■ **REQUEST**: Each entry that follows must be output without any deviation.

■ **MATERIAL PROVIDED**:
* * * *

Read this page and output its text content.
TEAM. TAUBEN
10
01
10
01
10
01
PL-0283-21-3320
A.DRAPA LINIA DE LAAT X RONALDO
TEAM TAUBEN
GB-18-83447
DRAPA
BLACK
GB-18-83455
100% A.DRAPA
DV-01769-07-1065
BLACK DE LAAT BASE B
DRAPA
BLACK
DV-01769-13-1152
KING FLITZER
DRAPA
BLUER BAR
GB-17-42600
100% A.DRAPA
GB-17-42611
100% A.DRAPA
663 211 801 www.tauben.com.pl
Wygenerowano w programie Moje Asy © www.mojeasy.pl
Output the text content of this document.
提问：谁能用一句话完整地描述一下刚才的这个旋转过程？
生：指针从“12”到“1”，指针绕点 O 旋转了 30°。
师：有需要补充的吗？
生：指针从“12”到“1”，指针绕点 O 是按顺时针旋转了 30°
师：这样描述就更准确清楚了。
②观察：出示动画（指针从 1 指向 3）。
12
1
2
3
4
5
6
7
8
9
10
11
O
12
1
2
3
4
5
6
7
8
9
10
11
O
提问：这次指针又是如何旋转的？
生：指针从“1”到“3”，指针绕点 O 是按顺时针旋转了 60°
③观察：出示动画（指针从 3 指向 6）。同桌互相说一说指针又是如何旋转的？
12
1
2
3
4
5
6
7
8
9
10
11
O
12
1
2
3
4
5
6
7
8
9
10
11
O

* * * *

■ **SOLUTION**:
Read this page and output its text content.
TEAM. TAUBEN
10
01
10
01
10
01
PL-0283-21-3320
A.DRAPA LINIA DE LAAT X RONALDO
TEAM TAUBEN
GB-18-83447
DRAPA
BLACK
GB-18-83455
100% A.DRAPA
DV-01769-07-1065
BLACK DE LAAT BASE B
DRAPA
BLACK
DV-01769-13-1152
KING FLITZER
DRAPA
BLUER BAR
GB-17-42600
100% A.DRAPA
GB-17-42611
100% A.DRAPA
663 211 801 www.tauben.com.pl
Wygenerowano w programie Moje Asy © www.mojeasy.pl
Output the text content of this document.
提问：谁能用一句话完整地描述一下刚才的这个旋转过程？
生：指针从“12”到“1”，指针绕点 O 旋转了 30°。
师：有需要补充的吗？
生：指针从“12”到“1”，指针绕点 O 是按顺时针旋转了 30°
师：这样描述就更准确清楚了。
②观察：出示动画（指针从 1 指向 3）。
12
1
2
3
4
5
6
7
8
9
10
11
O
12
1
2
3
4
5
6
7
8
9
10
11
O
提问：这次指针又是如何旋转的？
生：指针从“1”到“3”，指针绕点 O 是按顺时针旋转了 60°
③观察：出示动画（指针从 3 指向 6）。同桌互相说一说指针又是如何旋转的？
12
1
2
3
4
5
6
7
8
9
10
11
O
12
1
2
3
4
5
6
7
8
9
10
11
O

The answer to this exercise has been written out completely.